* Begin TASK INPUTS *

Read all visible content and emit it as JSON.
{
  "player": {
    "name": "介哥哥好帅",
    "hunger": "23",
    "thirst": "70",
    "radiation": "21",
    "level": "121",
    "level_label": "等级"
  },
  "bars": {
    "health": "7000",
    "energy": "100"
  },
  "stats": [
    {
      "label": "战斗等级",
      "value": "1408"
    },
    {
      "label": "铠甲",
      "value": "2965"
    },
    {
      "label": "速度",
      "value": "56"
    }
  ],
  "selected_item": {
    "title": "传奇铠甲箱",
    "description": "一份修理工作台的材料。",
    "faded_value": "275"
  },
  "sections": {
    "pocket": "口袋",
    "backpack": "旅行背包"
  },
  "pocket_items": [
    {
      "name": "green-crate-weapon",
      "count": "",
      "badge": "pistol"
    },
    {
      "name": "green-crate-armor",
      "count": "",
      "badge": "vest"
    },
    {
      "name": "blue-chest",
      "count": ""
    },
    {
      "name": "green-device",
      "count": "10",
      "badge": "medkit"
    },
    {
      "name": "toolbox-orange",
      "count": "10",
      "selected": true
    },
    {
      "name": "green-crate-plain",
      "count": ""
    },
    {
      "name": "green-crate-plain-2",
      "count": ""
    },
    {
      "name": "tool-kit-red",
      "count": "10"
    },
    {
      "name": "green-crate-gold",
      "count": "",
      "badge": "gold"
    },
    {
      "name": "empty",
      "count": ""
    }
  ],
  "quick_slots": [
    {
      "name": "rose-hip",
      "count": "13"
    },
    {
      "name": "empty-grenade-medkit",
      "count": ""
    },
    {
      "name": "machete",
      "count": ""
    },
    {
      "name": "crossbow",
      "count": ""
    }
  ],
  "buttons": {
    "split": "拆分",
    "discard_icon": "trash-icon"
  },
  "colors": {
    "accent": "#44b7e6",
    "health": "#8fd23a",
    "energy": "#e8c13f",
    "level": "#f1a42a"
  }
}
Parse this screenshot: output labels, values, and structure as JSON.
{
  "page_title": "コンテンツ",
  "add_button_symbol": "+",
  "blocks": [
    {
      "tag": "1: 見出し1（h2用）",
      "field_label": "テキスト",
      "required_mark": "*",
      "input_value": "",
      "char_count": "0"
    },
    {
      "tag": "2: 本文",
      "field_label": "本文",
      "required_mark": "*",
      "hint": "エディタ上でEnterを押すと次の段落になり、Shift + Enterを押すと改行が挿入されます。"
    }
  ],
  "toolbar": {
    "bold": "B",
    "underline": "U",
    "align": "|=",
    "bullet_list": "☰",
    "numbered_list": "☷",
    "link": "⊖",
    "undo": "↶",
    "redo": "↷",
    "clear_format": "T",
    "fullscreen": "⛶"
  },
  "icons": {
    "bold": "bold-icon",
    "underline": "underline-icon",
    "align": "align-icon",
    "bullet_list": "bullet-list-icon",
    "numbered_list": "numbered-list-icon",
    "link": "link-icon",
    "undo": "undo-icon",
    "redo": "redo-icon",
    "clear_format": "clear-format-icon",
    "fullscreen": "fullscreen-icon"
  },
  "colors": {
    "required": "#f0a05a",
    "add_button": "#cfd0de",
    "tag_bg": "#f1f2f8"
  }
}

* End TASK INPUTS *

**TASK TO CARRY OUT:** Repeat every record exactly as written, please.

**REPLY:**
Read all visible content and emit it as JSON.
{
  "player": {
    "name": "介哥哥好帅",
    "hunger": "23",
    "thirst": "70",
    "radiation": "21",
    "level": "121",
    "level_label": "等级"
  },
  "bars": {
    "health": "7000",
    "energy": "100"
  },
  "stats": [
    {
      "label": "战斗等级",
      "value": "1408"
    },
    {
      "label": "铠甲",
      "value": "2965"
    },
    {
      "label": "速度",
      "value": "56"
    }
  ],
  "selected_item": {
    "title": "传奇铠甲箱",
    "description": "一份修理工作台的材料。",
    "faded_value": "275"
  },
  "sections": {
    "pocket": "口袋",
    "backpack": "旅行背包"
  },
  "pocket_items": [
    {
      "name": "green-crate-weapon",
      "count": "",
      "badge": "pistol"
    },
    {
      "name": "green-crate-armor",
      "count": "",
      "badge": "vest"
    },
    {
      "name": "blue-chest",
      "count": ""
    },
    {
      "name": "green-device",
      "count": "10",
      "badge": "medkit"
    },
    {
      "name": "toolbox-orange",
      "count": "10",
      "selected": true
    },
    {
      "name": "green-crate-plain",
      "count": ""
    },
    {
      "name": "green-crate-plain-2",
      "count": ""
    },
    {
      "name": "tool-kit-red",
      "count": "10"
    },
    {
      "name": "green-crate-gold",
      "count": "",
      "badge": "gold"
    },
    {
      "name": "empty",
      "count": ""
    }
  ],
  "quick_slots": [
    {
      "name": "rose-hip",
      "count": "13"
    },
    {
      "name": "empty-grenade-medkit",
      "count": ""
    },
    {
      "name": "machete",
      "count": ""
    },
    {
      "name": "crossbow",
      "count": ""
    }
  ],
  "buttons": {
    "split": "拆分",
    "discard_icon": "trash-icon"
  },
  "colors": {
    "accent": "#44b7e6",
    "health": "#8fd23a",
    "energy": "#e8c13f",
    "level": "#f1a42a"
  }
}
Parse this screenshot: output labels, values, and structure as JSON.
{
  "page_title": "コンテンツ",
  "add_button_symbol": "+",
  "blocks": [
    {
      "tag": "1: 見出し1（h2用）",
      "field_label": "テキスト",
      "required_mark": "*",
      "input_value": "",
      "char_count": "0"
    },
    {
      "tag": "2: 本文",
      "field_label": "本文",
      "required_mark": "*",
      "hint": "エディタ上でEnterを押すと次の段落になり、Shift + Enterを押すと改行が挿入されます。"
    }
  ],
  "toolbar": {
    "bold": "B",
    "underline": "U",
    "align": "|=",
    "bullet_list": "☰",
    "numbered_list": "☷",
    "link": "⊖",
    "undo": "↶",
    "redo": "↷",
    "clear_format": "T",
    "fullscreen": "⛶"
  },
  "icons": {
    "bold": "bold-icon",
    "underline": "underline-icon",
    "align": "align-icon",
    "bullet_list": "bullet-list-icon",
    "numbered_list": "numbered-list-icon",
    "link": "link-icon",
    "undo": "undo-icon",
    "redo": "redo-icon",
    "clear_format": "clear-format-icon",
    "fullscreen": "fullscreen-icon"
  },
  "colors": {
    "required": "#f0a05a",
    "add_button": "#cfd0de",
    "tag_bg": "#f1f2f8"
  }
}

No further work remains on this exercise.